**DATASET EXTRACT**:
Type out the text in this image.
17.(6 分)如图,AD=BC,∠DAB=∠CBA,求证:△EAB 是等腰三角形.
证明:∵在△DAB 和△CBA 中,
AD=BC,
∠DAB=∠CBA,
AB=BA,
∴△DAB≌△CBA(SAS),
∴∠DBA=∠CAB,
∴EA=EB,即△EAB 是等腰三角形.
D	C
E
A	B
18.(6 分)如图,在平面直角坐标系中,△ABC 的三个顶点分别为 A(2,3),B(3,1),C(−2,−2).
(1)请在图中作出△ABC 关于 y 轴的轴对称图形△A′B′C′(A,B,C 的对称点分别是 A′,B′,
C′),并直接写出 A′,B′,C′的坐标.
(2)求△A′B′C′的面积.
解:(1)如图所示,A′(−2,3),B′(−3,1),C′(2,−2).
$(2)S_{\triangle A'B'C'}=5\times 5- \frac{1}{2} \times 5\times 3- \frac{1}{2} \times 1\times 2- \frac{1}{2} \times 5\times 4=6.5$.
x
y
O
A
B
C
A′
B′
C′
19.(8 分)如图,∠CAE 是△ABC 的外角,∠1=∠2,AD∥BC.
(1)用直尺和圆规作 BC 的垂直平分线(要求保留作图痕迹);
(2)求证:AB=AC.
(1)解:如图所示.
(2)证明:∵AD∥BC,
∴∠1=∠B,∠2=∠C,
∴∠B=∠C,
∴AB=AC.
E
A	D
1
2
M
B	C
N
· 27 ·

**OBJECTIVE**:
Transcribe all the entries, keeping each one exactly as it is.

**CORRECT RESPONSE**:
Type out the text in this image.
17.(6 分)如图,AD=BC,∠DAB=∠CBA,求证:△EAB 是等腰三角形.
证明:∵在△DAB 和△CBA 中,
AD=BC,
∠DAB=∠CBA,
AB=BA,
∴△DAB≌△CBA(SAS),
∴∠DBA=∠CAB,
∴EA=EB,即△EAB 是等腰三角形.
D	C
E
A	B
18.(6 分)如图,在平面直角坐标系中,△ABC 的三个顶点分别为 A(2,3),B(3,1),C(−2,−2).
(1)请在图中作出△ABC 关于 y 轴的轴对称图形△A′B′C′(A,B,C 的对称点分别是 A′,B′,
C′),并直接写出 A′,B′,C′的坐标.
(2)求△A′B′C′的面积.
解:(1)如图所示,A′(−2,3),B′(−3,1),C′(2,−2).
$(2)S_{\triangle A'B'C'}=5\times 5- \frac{1}{2} \times 5\times 3- \frac{1}{2} \times 1\times 2- \frac{1}{2} \times 5\times 4=6.5$.
x
y
O
A
B
C
A′
B′
C′
19.(8 分)如图,∠CAE 是△ABC 的外角,∠1=∠2,AD∥BC.
(1)用直尺和圆规作 BC 的垂直平分线(要求保留作图痕迹);
(2)求证:AB=AC.
(1)解:如图所示.
(2)证明:∵AD∥BC,
∴∠1=∠B,∠2=∠C,
∴∠B=∠C,
∴AB=AC.
E
A	D
1
2
M
B	C
N
· 27 ·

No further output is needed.